## Begin
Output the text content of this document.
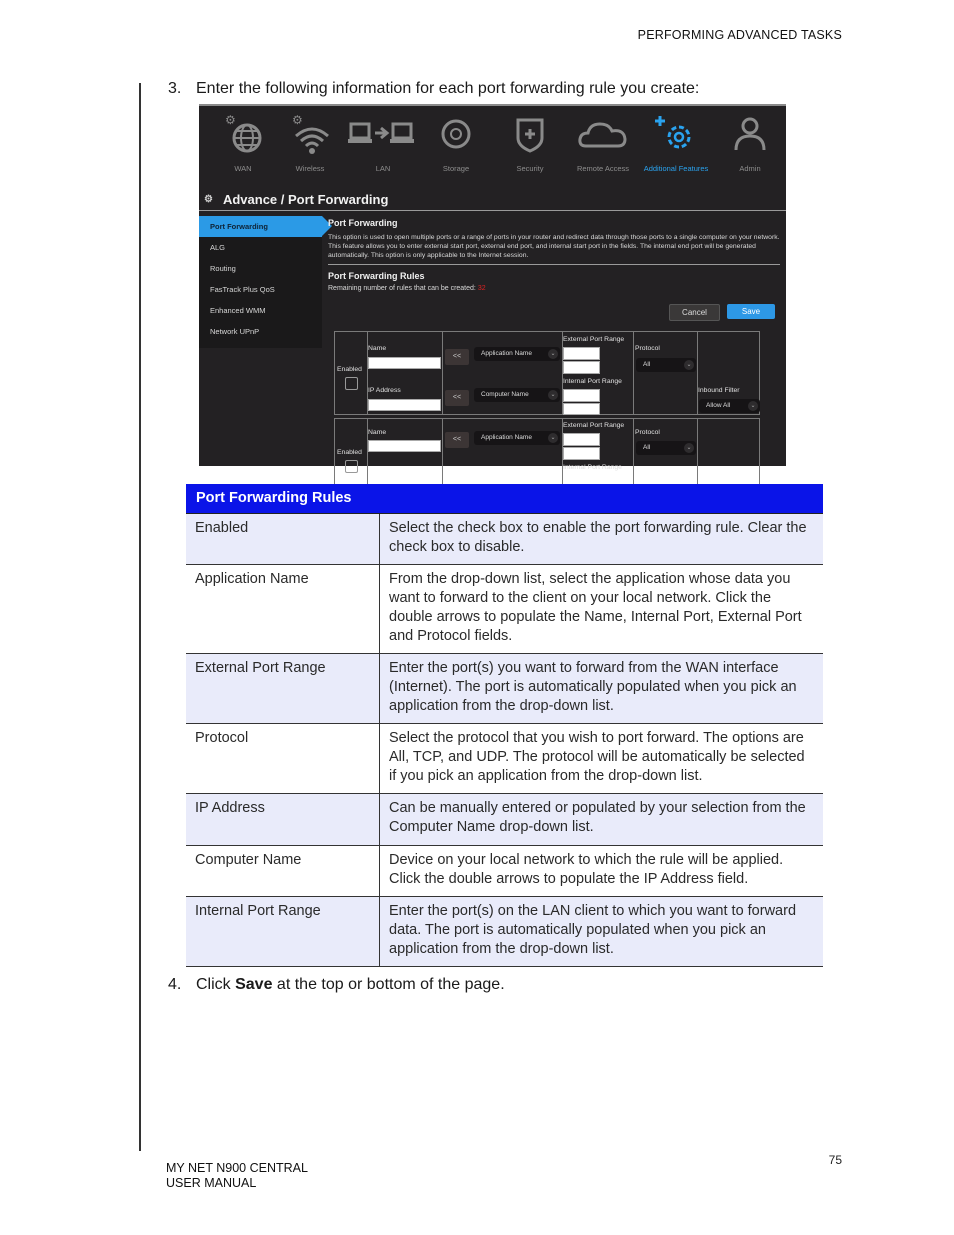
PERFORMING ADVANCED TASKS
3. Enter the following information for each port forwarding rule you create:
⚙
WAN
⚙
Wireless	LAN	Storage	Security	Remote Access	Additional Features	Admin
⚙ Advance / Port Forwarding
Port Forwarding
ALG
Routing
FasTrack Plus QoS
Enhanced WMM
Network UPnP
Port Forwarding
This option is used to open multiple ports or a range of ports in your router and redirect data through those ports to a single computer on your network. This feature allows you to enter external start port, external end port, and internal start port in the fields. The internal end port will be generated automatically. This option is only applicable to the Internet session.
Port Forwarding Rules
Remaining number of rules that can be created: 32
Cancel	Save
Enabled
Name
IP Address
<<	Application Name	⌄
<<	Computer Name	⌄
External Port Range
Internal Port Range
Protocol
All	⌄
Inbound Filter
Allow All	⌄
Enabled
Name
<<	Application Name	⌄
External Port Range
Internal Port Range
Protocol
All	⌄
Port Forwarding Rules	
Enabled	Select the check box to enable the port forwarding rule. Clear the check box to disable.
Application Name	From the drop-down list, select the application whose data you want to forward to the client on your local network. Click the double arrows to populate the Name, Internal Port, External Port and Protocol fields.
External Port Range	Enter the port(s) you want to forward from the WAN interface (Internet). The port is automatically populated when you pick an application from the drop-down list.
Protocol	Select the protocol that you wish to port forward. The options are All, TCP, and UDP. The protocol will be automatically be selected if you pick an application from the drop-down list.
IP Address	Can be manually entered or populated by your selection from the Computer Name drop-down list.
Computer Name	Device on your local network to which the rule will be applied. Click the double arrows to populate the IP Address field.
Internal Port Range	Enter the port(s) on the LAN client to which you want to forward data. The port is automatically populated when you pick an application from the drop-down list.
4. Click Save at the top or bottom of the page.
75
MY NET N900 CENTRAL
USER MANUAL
## End
## Begin
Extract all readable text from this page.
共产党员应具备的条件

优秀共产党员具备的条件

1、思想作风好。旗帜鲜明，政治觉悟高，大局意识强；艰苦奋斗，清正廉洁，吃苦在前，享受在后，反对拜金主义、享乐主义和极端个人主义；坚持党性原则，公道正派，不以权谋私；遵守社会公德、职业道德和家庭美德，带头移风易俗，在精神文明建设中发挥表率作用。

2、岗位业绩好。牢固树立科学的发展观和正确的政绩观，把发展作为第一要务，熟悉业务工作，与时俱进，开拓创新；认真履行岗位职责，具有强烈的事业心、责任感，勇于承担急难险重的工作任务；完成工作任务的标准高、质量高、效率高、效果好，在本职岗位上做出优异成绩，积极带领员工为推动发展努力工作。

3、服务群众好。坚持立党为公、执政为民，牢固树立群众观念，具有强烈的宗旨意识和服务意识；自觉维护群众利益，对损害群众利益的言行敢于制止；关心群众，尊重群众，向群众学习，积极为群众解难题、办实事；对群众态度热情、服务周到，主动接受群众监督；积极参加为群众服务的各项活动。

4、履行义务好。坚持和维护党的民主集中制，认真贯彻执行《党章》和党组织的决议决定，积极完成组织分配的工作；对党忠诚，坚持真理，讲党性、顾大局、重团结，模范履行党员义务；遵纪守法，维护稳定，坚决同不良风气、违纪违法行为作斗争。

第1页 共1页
## End
## Begin
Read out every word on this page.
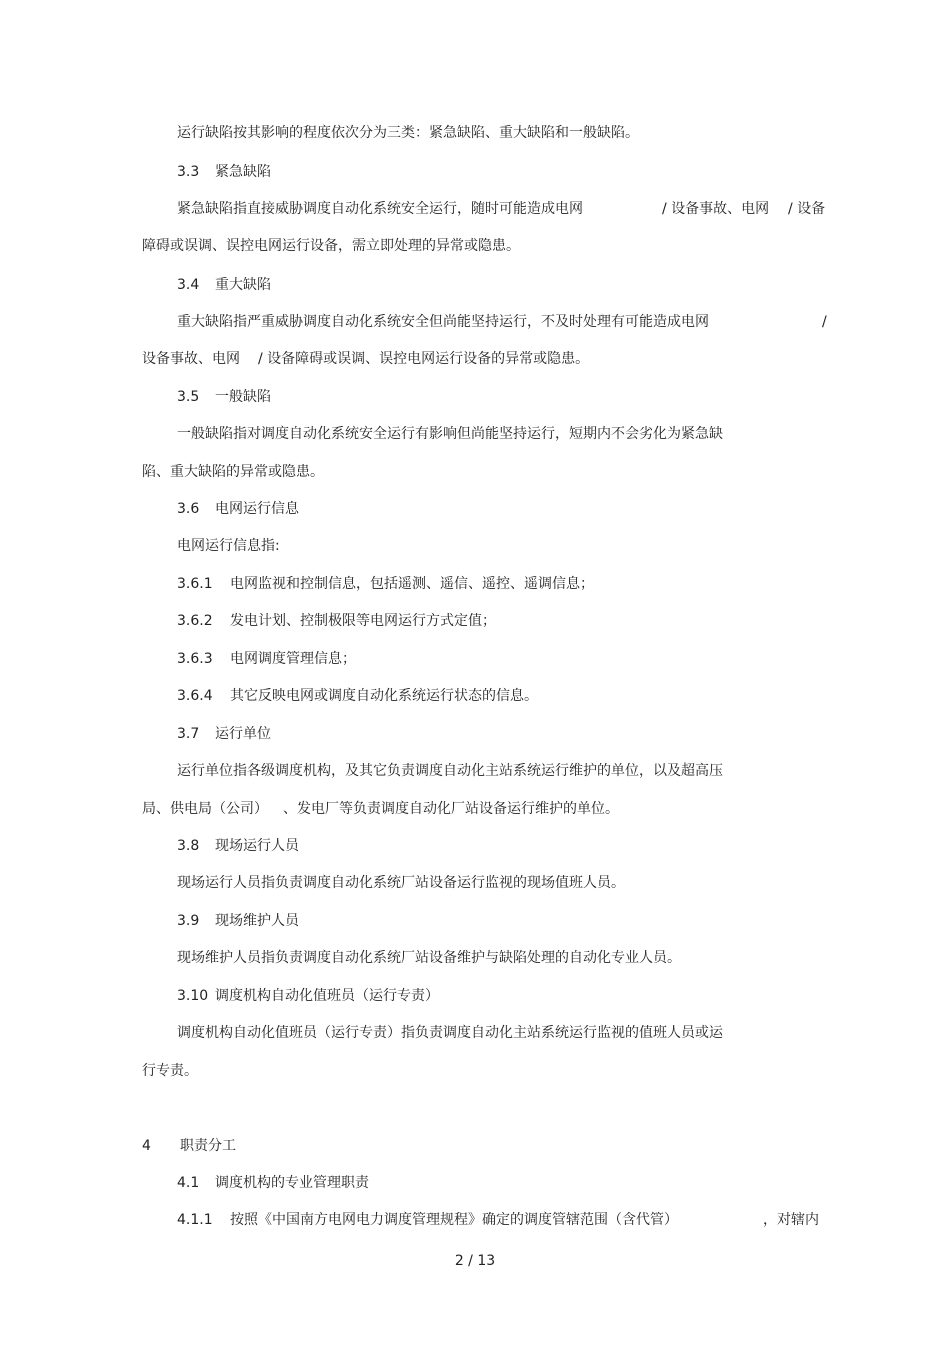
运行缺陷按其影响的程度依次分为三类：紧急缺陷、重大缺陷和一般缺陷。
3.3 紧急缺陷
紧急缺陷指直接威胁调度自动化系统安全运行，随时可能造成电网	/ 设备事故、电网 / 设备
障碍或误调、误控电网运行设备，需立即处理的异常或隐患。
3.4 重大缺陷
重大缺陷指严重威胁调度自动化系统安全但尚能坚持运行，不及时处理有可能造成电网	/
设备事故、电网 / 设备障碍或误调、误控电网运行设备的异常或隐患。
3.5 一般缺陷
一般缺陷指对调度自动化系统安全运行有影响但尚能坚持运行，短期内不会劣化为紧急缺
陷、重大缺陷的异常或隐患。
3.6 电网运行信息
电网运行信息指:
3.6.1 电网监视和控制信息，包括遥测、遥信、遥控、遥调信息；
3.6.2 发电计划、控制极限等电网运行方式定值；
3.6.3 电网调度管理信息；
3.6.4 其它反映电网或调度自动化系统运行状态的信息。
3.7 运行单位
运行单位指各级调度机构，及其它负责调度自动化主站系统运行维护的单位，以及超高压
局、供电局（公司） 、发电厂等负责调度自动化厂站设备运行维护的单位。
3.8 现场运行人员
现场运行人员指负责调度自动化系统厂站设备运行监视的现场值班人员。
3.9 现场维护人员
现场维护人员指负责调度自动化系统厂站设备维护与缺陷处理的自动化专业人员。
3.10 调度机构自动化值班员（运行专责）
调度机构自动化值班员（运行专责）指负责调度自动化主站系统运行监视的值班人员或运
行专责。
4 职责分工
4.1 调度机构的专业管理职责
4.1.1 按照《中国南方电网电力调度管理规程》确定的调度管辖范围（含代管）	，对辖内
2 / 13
## End
Pull out the lines above in which the word "your" appears.

This option is used to open multiple ports or a range of ports in your router and redirect data through those ports to a single computer on your network. This feature allows you to enter external start port, external end port, and internal start port in the fields. The internal end port will be generated automatically. This option is only applicable to the Internet session.
Application Name	From the drop-down list, select the application whose data you want to forward to the client on your local network. Click the double arrows to populate the Name, Internal Port, External Port and Protocol fields.
IP Address	Can be manually entered or populated by your selection from the Computer Name drop-down list.
Computer Name	Device on your local network to which the rule will be applied. Click the double arrows to populate the IP Address field.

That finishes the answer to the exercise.